§ TEXT PASSAGE:
******************************

As part of its submarine force renewal program, the RSN is acquiring four Type 218SG submarines from Germany to improve the operational and combat capabilities of its submarine fleet. These new submarines will be having far more capabilities and durability — and are built to stay submerged about 50% longer — than those of the existing ones.

It’s worth mentioning here that submarines, unlike surface warships that have both peactime and wartime functions, is built to shoot and destroy targets as well as to conduct surveillance, even surveilling foreign coasts to gather vital intelligence. The very fact that a small city-state like Singapore has submarines in operation and is now renewing its fleet with even more capable submarines — shows how ambitious Singaporean navy has become about increasing its naval power.

Because of the larger capacity, these submarines have plenty of scopes for future upgrades, meaning that these submarines could be equipped with weapon systems such as long-range missiles to carry-out an offensive strike.

There’s more to the Singapore’s naval ambitions. Take for example the Joint Multi-Mission Ships (JMMSs), one of the RSN’s major new procurements. With full-length flight deck, these vessels would be almost 540 feet long with an estimated displacement of around 14,500 tons, and are expected to carry five medium and two heavy helicopters on a flight deck. What’s more, these vessels could potentially support limited operations of fixed-wing aircraft, including the F-35B warplanes which Singapore airforce is expected to purchase from the U.S. sometime in near future. Therefore, these vessels could potentially serve as aircraft carriers.

******************************

§ DATA SHOWN:
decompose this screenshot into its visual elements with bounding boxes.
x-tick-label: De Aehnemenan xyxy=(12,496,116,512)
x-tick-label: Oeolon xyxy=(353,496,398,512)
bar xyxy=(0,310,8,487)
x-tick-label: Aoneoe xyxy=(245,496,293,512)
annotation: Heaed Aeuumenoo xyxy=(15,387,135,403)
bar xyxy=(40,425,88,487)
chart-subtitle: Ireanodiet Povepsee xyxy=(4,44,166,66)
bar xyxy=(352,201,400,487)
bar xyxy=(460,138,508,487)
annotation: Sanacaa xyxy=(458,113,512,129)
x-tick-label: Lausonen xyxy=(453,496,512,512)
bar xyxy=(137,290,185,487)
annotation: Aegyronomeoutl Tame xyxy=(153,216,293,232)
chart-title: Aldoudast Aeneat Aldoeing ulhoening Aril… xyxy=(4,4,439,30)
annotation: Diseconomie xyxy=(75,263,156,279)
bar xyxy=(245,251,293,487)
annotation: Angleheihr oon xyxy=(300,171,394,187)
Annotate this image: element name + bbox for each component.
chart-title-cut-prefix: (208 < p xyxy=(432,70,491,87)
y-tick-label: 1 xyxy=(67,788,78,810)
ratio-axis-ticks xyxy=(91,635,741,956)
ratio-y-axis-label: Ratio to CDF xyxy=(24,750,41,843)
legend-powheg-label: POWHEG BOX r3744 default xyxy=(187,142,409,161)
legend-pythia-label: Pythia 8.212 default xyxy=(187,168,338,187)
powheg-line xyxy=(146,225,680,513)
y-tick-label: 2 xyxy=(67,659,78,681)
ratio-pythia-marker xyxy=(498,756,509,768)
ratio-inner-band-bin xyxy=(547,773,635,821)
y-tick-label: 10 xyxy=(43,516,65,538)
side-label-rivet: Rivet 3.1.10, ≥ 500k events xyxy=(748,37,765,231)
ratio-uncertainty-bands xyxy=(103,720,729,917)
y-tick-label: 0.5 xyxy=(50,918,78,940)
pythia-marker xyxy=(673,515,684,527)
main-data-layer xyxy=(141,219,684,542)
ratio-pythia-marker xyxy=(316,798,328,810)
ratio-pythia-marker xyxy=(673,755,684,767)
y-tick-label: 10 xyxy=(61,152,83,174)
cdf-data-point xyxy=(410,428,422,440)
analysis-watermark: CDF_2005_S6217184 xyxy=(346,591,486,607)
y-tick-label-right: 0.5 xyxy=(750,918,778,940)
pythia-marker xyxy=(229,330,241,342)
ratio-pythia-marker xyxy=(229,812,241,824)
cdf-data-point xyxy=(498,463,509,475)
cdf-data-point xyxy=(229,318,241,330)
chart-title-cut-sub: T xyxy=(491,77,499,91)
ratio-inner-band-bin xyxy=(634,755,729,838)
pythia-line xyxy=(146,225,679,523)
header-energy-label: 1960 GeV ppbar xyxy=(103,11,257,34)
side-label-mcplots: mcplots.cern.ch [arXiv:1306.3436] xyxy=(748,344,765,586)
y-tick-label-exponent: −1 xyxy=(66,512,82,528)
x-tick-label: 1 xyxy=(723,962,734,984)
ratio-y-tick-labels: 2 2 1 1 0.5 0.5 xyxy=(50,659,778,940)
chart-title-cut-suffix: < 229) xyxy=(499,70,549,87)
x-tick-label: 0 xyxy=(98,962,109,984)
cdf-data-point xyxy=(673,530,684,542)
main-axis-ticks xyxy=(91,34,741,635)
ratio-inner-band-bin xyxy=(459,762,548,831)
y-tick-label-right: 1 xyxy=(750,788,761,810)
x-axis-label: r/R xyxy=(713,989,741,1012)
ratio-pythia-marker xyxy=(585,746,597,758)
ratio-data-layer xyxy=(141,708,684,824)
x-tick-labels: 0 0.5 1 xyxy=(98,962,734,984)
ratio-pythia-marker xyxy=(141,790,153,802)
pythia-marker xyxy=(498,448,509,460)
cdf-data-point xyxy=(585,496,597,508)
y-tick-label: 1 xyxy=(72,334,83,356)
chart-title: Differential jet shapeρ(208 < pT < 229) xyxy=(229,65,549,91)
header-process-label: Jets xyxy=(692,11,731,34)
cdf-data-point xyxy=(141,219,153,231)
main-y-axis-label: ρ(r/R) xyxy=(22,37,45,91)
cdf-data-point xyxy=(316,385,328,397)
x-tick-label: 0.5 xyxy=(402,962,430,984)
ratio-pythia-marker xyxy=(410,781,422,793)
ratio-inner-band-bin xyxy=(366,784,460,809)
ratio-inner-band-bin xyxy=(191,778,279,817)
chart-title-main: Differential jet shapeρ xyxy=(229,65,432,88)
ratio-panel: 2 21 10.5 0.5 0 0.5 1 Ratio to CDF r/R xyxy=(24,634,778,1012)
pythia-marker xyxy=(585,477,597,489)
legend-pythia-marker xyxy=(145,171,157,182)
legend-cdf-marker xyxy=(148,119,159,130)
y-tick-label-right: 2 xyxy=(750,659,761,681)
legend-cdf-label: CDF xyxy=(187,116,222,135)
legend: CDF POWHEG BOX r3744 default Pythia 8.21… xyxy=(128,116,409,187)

******************************

§ TASK INSTRUCTIONS:
• A. Return the part of the passage on Singapore's navy that begins at the words "As part of its" and ends after the words "its naval power.", copied word for word.
• B. Retype the entries from their very first line through the line containing "chart-subtitle: Ireanodiet Povepsee", keeping every line exactly as it appears.

§ RESULTS BY TASK:
• A.
As part of its submarine force renewal program, the RSN is acquiring four Type 218SG submarines from Germany to improve the operational and combat capabilities of its submarine fleet. These new submarines will be having far more capabilities and durability — and are built to stay submerged about 50% longer — than those of the existing ones.

It’s worth mentioning here that submarines, unlike surface warships that have both peactime and wartime functions, is built to shoot and destroy targets as well as to conduct surveillance, even surveilling foreign coasts to gather vital intelligence. The very fact that a small city-state like Singapore has submarines in operation and is now renewing its fleet with even more capable submarines — shows how ambitious Singaporean navy has become about increasing its naval power.

• B.
decompose this screenshot into its visual elements with bounding boxes.
x-tick-label: De Aehnemenan xyxy=(12,496,116,512)
x-tick-label: Oeolon xyxy=(353,496,398,512)
bar xyxy=(0,310,8,487)
x-tick-label: Aoneoe xyxy=(245,496,293,512)
annotation: Heaed Aeuumenoo xyxy=(15,387,135,403)
bar xyxy=(40,425,88,487)
chart-subtitle: Ireanodiet Povepsee xyxy=(4,44,166,66)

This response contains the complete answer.